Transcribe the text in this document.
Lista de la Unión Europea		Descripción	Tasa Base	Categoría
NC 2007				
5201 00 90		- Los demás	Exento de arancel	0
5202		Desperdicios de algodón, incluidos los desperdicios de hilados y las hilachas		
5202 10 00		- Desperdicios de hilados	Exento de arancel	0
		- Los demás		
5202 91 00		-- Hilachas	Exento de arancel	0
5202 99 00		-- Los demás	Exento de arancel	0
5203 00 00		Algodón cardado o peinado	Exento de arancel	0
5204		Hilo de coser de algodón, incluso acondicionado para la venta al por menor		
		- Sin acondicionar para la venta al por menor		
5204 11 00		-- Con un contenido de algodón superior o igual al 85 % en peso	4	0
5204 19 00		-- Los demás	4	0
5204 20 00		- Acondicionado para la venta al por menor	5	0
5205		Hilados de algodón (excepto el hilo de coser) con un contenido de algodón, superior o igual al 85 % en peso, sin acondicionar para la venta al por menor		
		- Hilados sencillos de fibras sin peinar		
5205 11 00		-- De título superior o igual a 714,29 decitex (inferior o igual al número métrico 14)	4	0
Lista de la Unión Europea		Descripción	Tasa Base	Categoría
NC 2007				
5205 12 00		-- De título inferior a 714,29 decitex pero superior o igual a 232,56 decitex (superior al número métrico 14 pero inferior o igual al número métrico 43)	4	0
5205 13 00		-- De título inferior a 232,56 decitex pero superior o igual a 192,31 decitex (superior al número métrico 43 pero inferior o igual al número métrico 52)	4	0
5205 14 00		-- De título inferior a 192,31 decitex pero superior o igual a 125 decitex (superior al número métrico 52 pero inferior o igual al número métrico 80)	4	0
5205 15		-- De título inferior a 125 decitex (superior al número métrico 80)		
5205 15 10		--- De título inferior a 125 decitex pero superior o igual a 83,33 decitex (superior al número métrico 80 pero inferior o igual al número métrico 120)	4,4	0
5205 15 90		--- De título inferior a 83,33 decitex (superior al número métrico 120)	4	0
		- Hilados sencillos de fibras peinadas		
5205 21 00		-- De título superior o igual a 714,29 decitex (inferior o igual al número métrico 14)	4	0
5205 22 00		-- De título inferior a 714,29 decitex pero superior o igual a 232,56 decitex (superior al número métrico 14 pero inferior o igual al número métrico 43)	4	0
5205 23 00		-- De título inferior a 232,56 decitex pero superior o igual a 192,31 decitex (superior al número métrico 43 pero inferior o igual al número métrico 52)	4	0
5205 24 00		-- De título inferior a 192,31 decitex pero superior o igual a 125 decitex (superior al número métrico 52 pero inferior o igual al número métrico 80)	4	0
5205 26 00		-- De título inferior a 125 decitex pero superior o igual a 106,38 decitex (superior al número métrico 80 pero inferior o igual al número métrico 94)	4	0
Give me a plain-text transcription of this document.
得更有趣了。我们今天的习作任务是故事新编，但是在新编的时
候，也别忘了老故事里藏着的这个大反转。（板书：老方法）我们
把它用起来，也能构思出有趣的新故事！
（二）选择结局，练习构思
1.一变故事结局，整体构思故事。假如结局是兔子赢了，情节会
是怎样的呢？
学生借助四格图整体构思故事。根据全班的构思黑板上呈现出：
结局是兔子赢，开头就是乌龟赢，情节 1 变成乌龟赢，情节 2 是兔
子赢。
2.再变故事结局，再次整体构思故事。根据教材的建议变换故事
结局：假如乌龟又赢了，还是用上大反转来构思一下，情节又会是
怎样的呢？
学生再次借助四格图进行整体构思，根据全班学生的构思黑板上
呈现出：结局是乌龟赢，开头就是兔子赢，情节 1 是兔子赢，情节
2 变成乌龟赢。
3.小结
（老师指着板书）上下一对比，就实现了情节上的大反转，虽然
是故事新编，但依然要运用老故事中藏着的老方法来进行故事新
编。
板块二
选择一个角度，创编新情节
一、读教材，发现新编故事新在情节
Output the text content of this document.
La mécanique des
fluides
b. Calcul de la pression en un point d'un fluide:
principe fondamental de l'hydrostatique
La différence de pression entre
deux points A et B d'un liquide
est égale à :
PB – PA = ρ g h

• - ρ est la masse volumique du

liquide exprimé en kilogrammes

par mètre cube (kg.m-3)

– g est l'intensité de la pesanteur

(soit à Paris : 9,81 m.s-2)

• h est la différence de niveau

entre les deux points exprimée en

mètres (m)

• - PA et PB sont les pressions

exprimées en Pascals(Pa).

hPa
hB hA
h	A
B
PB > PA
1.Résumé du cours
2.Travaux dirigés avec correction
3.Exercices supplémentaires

--*--

Repeat the material above in full, exactly as it stands.

Transcribe the text in this document.
Lista de la Unión Europea		Descripción	Tasa Base	Categoría
NC 2007				
5201 00 90		- Los demás	Exento de arancel	0
5202		Desperdicios de algodón, incluidos los desperdicios de hilados y las hilachas		
5202 10 00		- Desperdicios de hilados	Exento de arancel	0
		- Los demás		
5202 91 00		-- Hilachas	Exento de arancel	0
5202 99 00		-- Los demás	Exento de arancel	0
5203 00 00		Algodón cardado o peinado	Exento de arancel	0
5204		Hilo de coser de algodón, incluso acondicionado para la venta al por menor		
		- Sin acondicionar para la venta al por menor		
5204 11 00		-- Con un contenido de algodón superior o igual al 85 % en peso	4	0
5204 19 00		-- Los demás	4	0
5204 20 00		- Acondicionado para la venta al por menor	5	0
5205		Hilados de algodón (excepto el hilo de coser) con un contenido de algodón, superior o igual al 85 % en peso, sin acondicionar para la venta al por menor		
		- Hilados sencillos de fibras sin peinar		
5205 11 00		-- De título superior o igual a 714,29 decitex (inferior o igual al número métrico 14)	4	0
Lista de la Unión Europea		Descripción	Tasa Base	Categoría
NC 2007				
5205 12 00		-- De título inferior a 714,29 decitex pero superior o igual a 232,56 decitex (superior al número métrico 14 pero inferior o igual al número métrico 43)	4	0
5205 13 00		-- De título inferior a 232,56 decitex pero superior o igual a 192,31 decitex (superior al número métrico 43 pero inferior o igual al número métrico 52)	4	0
5205 14 00		-- De título inferior a 192,31 decitex pero superior o igual a 125 decitex (superior al número métrico 52 pero inferior o igual al número métrico 80)	4	0
5205 15		-- De título inferior a 125 decitex (superior al número métrico 80)		
5205 15 10		--- De título inferior a 125 decitex pero superior o igual a 83,33 decitex (superior al número métrico 80 pero inferior o igual al número métrico 120)	4,4	0
5205 15 90		--- De título inferior a 83,33 decitex (superior al número métrico 120)	4	0
		- Hilados sencillos de fibras peinadas		
5205 21 00		-- De título superior o igual a 714,29 decitex (inferior o igual al número métrico 14)	4	0
5205 22 00		-- De título inferior a 714,29 decitex pero superior o igual a 232,56 decitex (superior al número métrico 14 pero inferior o igual al número métrico 43)	4	0
5205 23 00		-- De título inferior a 232,56 decitex pero superior o igual a 192,31 decitex (superior al número métrico 43 pero inferior o igual al número métrico 52)	4	0
5205 24 00		-- De título inferior a 192,31 decitex pero superior o igual a 125 decitex (superior al número métrico 52 pero inferior o igual al número métrico 80)	4	0
5205 26 00		-- De título inferior a 125 decitex pero superior o igual a 106,38 decitex (superior al número métrico 80 pero inferior o igual al número métrico 94)	4	0
Give me a plain-text transcription of this document.
得更有趣了。我们今天的习作任务是故事新编，但是在新编的时
候，也别忘了老故事里藏着的这个大反转。（板书：老方法）我们
把它用起来，也能构思出有趣的新故事！
（二）选择结局，练习构思
1.一变故事结局，整体构思故事。假如结局是兔子赢了，情节会
是怎样的呢？
学生借助四格图整体构思故事。根据全班的构思黑板上呈现出：
结局是兔子赢，开头就是乌龟赢，情节 1 变成乌龟赢，情节 2 是兔
子赢。
2.再变故事结局，再次整体构思故事。根据教材的建议变换故事
结局：假如乌龟又赢了，还是用上大反转来构思一下，情节又会是
怎样的呢？
学生再次借助四格图进行整体构思，根据全班学生的构思黑板上
呈现出：结局是乌龟赢，开头就是兔子赢，情节 1 是兔子赢，情节
2 变成乌龟赢。
3.小结
（老师指着板书）上下一对比，就实现了情节上的大反转，虽然
是故事新编，但依然要运用老故事中藏着的老方法来进行故事新
编。
板块二
选择一个角度，创编新情节
一、读教材，发现新编故事新在情节
Output the text content of this document.
La mécanique des
fluides
b. Calcul de la pression en un point d'un fluide:
principe fondamental de l'hydrostatique
La différence de pression entre
deux points A et B d'un liquide
est égale à :
PB – PA = ρ g h

• - ρ est la masse volumique du

liquide exprimé en kilogrammes

par mètre cube (kg.m-3)

– g est l'intensité de la pesanteur

(soit à Paris : 9,81 m.s-2)

• h est la différence de niveau

entre les deux points exprimée en

mètres (m)

• - PA et PB sont les pressions

exprimées en Pascals(Pa).

hPa
hB hA
h	A
B
PB > PA
1.Résumé du cours
2.Travaux dirigés avec correction
3.Exercices supplémentaires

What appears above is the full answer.